--- Begin ---

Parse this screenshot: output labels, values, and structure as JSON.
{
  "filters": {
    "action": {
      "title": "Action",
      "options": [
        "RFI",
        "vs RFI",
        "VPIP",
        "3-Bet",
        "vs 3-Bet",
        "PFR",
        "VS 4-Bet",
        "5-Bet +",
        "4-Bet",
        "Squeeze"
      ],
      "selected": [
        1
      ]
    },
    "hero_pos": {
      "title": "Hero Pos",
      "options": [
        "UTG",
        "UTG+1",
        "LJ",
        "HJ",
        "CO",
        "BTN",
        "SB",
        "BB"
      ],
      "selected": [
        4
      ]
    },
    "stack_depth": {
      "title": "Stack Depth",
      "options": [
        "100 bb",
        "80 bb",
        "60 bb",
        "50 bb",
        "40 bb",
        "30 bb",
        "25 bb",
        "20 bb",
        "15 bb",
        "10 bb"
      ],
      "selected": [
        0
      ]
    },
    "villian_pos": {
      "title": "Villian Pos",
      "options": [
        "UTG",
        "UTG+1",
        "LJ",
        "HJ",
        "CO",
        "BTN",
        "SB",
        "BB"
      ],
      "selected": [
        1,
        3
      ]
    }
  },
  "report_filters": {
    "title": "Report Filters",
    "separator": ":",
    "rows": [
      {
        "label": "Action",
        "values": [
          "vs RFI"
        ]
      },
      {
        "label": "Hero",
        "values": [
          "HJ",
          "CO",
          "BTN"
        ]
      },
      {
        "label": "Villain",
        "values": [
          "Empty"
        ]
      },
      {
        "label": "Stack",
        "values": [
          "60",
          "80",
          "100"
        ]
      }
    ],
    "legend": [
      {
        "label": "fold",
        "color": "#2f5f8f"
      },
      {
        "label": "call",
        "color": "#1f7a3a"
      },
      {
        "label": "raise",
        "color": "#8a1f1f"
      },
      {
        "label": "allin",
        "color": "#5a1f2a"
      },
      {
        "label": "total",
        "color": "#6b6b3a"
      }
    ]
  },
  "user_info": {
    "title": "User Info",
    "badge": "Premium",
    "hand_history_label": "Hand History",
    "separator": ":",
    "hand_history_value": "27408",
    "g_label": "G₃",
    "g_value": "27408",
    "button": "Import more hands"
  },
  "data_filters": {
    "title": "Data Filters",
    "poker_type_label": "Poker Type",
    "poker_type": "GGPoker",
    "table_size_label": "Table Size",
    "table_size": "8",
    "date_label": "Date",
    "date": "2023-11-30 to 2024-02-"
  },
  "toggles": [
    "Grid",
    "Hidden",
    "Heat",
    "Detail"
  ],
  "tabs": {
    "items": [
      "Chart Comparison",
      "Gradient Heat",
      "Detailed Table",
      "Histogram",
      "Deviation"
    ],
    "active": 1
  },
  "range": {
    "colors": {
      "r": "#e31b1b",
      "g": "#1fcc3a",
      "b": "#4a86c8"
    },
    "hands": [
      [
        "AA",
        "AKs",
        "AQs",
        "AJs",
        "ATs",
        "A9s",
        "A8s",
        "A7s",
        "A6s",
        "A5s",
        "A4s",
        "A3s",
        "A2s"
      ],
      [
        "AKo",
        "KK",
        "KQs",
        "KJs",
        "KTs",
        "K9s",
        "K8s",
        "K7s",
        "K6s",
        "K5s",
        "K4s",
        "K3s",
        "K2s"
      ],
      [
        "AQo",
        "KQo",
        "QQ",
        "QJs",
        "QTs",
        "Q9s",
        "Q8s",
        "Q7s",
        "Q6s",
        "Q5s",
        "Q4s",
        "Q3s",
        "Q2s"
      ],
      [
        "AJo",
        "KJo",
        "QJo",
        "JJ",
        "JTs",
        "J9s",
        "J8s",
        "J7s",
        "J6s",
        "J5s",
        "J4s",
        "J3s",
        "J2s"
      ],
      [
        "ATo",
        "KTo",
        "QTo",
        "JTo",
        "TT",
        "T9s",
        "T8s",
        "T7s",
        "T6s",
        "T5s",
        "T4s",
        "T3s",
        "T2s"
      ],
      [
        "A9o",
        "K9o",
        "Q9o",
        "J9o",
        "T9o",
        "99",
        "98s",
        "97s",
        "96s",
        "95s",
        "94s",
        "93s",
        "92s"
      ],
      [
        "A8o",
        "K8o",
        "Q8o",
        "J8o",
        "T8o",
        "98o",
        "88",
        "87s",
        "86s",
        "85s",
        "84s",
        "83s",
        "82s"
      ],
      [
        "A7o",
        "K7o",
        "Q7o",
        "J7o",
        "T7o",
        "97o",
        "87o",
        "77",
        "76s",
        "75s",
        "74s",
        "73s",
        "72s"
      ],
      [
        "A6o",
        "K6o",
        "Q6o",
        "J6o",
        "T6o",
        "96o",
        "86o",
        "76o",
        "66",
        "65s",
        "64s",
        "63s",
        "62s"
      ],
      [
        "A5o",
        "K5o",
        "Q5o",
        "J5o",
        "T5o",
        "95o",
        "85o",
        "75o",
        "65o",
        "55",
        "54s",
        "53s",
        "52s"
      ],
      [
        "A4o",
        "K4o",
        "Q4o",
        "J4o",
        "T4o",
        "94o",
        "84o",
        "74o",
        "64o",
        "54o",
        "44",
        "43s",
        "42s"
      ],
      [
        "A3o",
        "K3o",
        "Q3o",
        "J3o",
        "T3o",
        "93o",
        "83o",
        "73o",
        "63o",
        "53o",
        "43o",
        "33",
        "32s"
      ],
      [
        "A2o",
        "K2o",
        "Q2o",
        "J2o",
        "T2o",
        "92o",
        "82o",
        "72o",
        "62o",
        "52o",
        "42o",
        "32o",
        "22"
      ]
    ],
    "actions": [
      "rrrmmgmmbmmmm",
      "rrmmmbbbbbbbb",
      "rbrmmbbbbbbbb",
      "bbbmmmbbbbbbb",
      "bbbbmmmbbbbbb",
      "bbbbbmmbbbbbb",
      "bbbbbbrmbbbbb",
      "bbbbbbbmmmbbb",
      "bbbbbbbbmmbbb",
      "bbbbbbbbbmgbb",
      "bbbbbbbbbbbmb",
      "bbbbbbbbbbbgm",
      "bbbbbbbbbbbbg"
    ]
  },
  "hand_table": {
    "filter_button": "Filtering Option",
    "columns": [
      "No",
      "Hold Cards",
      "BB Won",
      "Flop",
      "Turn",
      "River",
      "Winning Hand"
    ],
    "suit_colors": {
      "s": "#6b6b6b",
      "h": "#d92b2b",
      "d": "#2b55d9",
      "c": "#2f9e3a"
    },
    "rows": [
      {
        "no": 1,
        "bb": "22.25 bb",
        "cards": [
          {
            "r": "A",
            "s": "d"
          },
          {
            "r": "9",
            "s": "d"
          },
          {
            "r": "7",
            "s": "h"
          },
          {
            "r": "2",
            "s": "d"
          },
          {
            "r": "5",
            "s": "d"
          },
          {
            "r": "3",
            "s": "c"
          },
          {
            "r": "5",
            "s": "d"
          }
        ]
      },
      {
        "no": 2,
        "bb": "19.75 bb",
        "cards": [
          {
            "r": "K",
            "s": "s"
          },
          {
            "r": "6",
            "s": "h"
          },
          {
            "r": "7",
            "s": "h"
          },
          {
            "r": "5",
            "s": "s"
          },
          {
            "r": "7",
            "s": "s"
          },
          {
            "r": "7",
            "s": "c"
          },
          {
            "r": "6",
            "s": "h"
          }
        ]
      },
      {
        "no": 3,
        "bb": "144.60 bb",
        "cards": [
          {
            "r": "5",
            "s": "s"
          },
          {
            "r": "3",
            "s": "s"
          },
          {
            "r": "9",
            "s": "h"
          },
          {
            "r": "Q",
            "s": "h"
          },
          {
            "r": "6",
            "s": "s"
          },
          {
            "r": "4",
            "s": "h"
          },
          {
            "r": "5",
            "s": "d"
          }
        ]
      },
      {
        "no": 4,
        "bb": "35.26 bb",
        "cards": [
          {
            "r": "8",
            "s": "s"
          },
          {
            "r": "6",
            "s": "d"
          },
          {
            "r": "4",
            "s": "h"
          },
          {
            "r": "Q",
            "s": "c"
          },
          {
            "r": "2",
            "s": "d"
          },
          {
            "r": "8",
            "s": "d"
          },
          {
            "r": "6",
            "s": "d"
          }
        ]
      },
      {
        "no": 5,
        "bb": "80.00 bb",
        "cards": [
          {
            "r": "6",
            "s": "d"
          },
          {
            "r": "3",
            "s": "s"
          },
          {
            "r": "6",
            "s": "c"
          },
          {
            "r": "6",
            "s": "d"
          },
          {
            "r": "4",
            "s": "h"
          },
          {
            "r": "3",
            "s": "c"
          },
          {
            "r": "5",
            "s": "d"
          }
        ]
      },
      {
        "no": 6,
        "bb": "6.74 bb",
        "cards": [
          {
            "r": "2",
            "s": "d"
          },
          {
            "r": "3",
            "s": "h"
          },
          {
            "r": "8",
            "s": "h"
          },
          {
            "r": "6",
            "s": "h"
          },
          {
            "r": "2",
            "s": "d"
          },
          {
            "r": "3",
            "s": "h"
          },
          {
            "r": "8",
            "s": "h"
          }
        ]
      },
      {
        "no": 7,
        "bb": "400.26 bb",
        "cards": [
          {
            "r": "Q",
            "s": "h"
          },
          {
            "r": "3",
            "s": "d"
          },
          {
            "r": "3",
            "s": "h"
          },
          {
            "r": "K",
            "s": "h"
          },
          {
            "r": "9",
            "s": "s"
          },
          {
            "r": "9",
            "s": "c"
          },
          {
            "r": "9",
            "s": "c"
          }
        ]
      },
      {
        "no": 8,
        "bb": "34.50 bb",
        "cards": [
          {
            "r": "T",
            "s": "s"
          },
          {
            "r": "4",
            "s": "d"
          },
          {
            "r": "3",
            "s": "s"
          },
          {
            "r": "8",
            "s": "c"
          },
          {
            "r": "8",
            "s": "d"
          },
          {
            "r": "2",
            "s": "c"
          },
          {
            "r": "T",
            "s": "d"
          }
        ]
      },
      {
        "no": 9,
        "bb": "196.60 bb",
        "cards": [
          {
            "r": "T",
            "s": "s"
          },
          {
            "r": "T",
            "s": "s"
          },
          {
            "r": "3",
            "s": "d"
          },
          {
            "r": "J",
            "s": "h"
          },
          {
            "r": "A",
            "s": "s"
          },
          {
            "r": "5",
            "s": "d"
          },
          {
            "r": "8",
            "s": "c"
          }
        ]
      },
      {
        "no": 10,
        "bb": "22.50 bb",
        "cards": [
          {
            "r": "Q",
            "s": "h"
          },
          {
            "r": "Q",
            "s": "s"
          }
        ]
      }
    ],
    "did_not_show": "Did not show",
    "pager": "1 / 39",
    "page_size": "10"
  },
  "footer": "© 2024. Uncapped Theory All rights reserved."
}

--- End ---

# Goal:
From the data above, copy each line where the string "title" appears.

# Task result:
      "title": "Action",
      "title": "Hero Pos",
      "title": "Stack Depth",
      "title": "Villian Pos",
    "title": "Report Filters",
    "title": "User Info",
    "title": "Data Filters",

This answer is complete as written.